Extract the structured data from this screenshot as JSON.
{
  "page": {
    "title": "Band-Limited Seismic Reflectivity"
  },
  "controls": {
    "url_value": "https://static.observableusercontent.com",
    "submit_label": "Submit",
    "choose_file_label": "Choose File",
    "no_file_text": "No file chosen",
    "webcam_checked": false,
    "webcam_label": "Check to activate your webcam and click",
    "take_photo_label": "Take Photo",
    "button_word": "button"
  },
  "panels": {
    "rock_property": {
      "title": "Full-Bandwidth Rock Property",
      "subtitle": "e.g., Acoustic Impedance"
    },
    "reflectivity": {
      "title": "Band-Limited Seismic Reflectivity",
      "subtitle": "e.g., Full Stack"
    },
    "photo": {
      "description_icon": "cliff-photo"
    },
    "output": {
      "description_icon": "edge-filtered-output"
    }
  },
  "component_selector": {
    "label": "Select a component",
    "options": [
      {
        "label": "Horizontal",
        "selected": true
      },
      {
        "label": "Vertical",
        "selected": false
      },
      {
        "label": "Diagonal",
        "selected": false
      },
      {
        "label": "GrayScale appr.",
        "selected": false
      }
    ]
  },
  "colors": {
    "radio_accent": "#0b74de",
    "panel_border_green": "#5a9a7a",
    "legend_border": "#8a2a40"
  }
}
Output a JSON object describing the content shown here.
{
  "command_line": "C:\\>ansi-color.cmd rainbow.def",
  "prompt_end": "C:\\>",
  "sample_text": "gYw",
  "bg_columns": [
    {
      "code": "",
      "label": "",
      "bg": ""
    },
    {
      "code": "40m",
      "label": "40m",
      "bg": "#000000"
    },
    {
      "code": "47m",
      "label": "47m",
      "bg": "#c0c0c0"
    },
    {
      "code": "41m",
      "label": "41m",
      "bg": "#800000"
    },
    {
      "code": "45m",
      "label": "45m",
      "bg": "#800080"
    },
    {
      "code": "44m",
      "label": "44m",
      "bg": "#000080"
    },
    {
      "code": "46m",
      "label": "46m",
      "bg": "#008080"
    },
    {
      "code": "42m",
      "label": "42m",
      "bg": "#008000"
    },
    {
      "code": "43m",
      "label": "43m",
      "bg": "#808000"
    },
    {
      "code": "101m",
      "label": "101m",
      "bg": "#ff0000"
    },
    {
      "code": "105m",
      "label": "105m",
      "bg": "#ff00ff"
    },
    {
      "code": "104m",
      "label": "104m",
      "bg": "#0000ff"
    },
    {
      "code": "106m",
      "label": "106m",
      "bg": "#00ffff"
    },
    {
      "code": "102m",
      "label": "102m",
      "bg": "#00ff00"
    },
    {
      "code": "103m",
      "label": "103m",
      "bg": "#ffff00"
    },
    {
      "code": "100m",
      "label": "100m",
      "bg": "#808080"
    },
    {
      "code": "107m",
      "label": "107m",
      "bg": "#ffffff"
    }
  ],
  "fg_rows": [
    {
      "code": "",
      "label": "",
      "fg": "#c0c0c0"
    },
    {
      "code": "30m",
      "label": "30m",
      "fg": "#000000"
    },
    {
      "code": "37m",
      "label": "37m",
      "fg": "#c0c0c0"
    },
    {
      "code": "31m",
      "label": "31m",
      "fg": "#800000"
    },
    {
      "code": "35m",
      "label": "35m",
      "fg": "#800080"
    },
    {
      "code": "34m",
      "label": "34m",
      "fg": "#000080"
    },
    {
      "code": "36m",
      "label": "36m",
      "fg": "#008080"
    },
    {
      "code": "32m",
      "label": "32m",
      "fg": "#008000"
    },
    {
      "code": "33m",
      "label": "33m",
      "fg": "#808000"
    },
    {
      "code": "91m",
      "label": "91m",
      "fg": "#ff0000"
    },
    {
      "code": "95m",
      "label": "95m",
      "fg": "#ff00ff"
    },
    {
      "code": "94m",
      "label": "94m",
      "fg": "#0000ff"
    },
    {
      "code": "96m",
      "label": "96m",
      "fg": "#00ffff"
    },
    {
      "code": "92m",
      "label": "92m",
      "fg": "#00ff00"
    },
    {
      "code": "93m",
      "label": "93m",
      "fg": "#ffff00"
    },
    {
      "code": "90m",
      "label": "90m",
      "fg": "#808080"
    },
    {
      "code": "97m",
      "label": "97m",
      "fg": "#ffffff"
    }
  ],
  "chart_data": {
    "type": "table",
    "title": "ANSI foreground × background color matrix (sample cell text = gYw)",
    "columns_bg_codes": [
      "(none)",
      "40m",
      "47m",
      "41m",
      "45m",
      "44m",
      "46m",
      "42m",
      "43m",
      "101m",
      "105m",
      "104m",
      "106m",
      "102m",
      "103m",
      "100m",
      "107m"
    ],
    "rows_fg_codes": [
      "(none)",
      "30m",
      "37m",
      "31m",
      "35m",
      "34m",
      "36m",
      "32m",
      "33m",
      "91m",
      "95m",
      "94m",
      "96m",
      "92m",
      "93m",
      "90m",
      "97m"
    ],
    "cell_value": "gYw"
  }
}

* * *

## Set problem
Write out the data exactly as it stands.

## In response
Extract the structured data from this screenshot as JSON.
{
  "page": {
    "title": "Band-Limited Seismic Reflectivity"
  },
  "controls": {
    "url_value": "https://static.observableusercontent.com",
    "submit_label": "Submit",
    "choose_file_label": "Choose File",
    "no_file_text": "No file chosen",
    "webcam_checked": false,
    "webcam_label": "Check to activate your webcam and click",
    "take_photo_label": "Take Photo",
    "button_word": "button"
  },
  "panels": {
    "rock_property": {
      "title": "Full-Bandwidth Rock Property",
      "subtitle": "e.g., Acoustic Impedance"
    },
    "reflectivity": {
      "title": "Band-Limited Seismic Reflectivity",
      "subtitle": "e.g., Full Stack"
    },
    "photo": {
      "description_icon": "cliff-photo"
    },
    "output": {
      "description_icon": "edge-filtered-output"
    }
  },
  "component_selector": {
    "label": "Select a component",
    "options": [
      {
        "label": "Horizontal",
        "selected": true
      },
      {
        "label": "Vertical",
        "selected": false
      },
      {
        "label": "Diagonal",
        "selected": false
      },
      {
        "label": "GrayScale appr.",
        "selected": false
      }
    ]
  },
  "colors": {
    "radio_accent": "#0b74de",
    "panel_border_green": "#5a9a7a",
    "legend_border": "#8a2a40"
  }
}
Output a JSON object describing the content shown here.
{
  "command_line": "C:\\>ansi-color.cmd rainbow.def",
  "prompt_end": "C:\\>",
  "sample_text": "gYw",
  "bg_columns": [
    {
      "code": "",
      "label": "",
      "bg": ""
    },
    {
      "code": "40m",
      "label": "40m",
      "bg": "#000000"
    },
    {
      "code": "47m",
      "label": "47m",
      "bg": "#c0c0c0"
    },
    {
      "code": "41m",
      "label": "41m",
      "bg": "#800000"
    },
    {
      "code": "45m",
      "label": "45m",
      "bg": "#800080"
    },
    {
      "code": "44m",
      "label": "44m",
      "bg": "#000080"
    },
    {
      "code": "46m",
      "label": "46m",
      "bg": "#008080"
    },
    {
      "code": "42m",
      "label": "42m",
      "bg": "#008000"
    },
    {
      "code": "43m",
      "label": "43m",
      "bg": "#808000"
    },
    {
      "code": "101m",
      "label": "101m",
      "bg": "#ff0000"
    },
    {
      "code": "105m",
      "label": "105m",
      "bg": "#ff00ff"
    },
    {
      "code": "104m",
      "label": "104m",
      "bg": "#0000ff"
    },
    {
      "code": "106m",
      "label": "106m",
      "bg": "#00ffff"
    },
    {
      "code": "102m",
      "label": "102m",
      "bg": "#00ff00"
    },
    {
      "code": "103m",
      "label": "103m",
      "bg": "#ffff00"
    },
    {
      "code": "100m",
      "label": "100m",
      "bg": "#808080"
    },
    {
      "code": "107m",
      "label": "107m",
      "bg": "#ffffff"
    }
  ],
  "fg_rows": [
    {
      "code": "",
      "label": "",
      "fg": "#c0c0c0"
    },
    {
      "code": "30m",
      "label": "30m",
      "fg": "#000000"
    },
    {
      "code": "37m",
      "label": "37m",
      "fg": "#c0c0c0"
    },
    {
      "code": "31m",
      "label": "31m",
      "fg": "#800000"
    },
    {
      "code": "35m",
      "label": "35m",
      "fg": "#800080"
    },
    {
      "code": "34m",
      "label": "34m",
      "fg": "#000080"
    },
    {
      "code": "36m",
      "label": "36m",
      "fg": "#008080"
    },
    {
      "code": "32m",
      "label": "32m",
      "fg": "#008000"
    },
    {
      "code": "33m",
      "label": "33m",
      "fg": "#808000"
    },
    {
      "code": "91m",
      "label": "91m",
      "fg": "#ff0000"
    },
    {
      "code": "95m",
      "label": "95m",
      "fg": "#ff00ff"
    },
    {
      "code": "94m",
      "label": "94m",
      "fg": "#0000ff"
    },
    {
      "code": "96m",
      "label": "96m",
      "fg": "#00ffff"
    },
    {
      "code": "92m",
      "label": "92m",
      "fg": "#00ff00"
    },
    {
      "code": "93m",
      "label": "93m",
      "fg": "#ffff00"
    },
    {
      "code": "90m",
      "label": "90m",
      "fg": "#808080"
    },
    {
      "code": "97m",
      "label": "97m",
      "fg": "#ffffff"
    }
  ],
  "chart_data": {
    "type": "table",
    "title": "ANSI foreground × background color matrix (sample cell text = gYw)",
    "columns_bg_codes": [
      "(none)",
      "40m",
      "47m",
      "41m",
      "45m",
      "44m",
      "46m",
      "42m",
      "43m",
      "101m",
      "105m",
      "104m",
      "106m",
      "102m",
      "103m",
      "100m",
      "107m"
    ],
    "rows_fg_codes": [
      "(none)",
      "30m",
      "37m",
      "31m",
      "35m",
      "34m",
      "36m",
      "32m",
      "33m",
      "91m",
      "95m",
      "94m",
      "96m",
      "92m",
      "93m",
      "90m",
      "97m"
    ],
    "cell_value": "gYw"
  }
}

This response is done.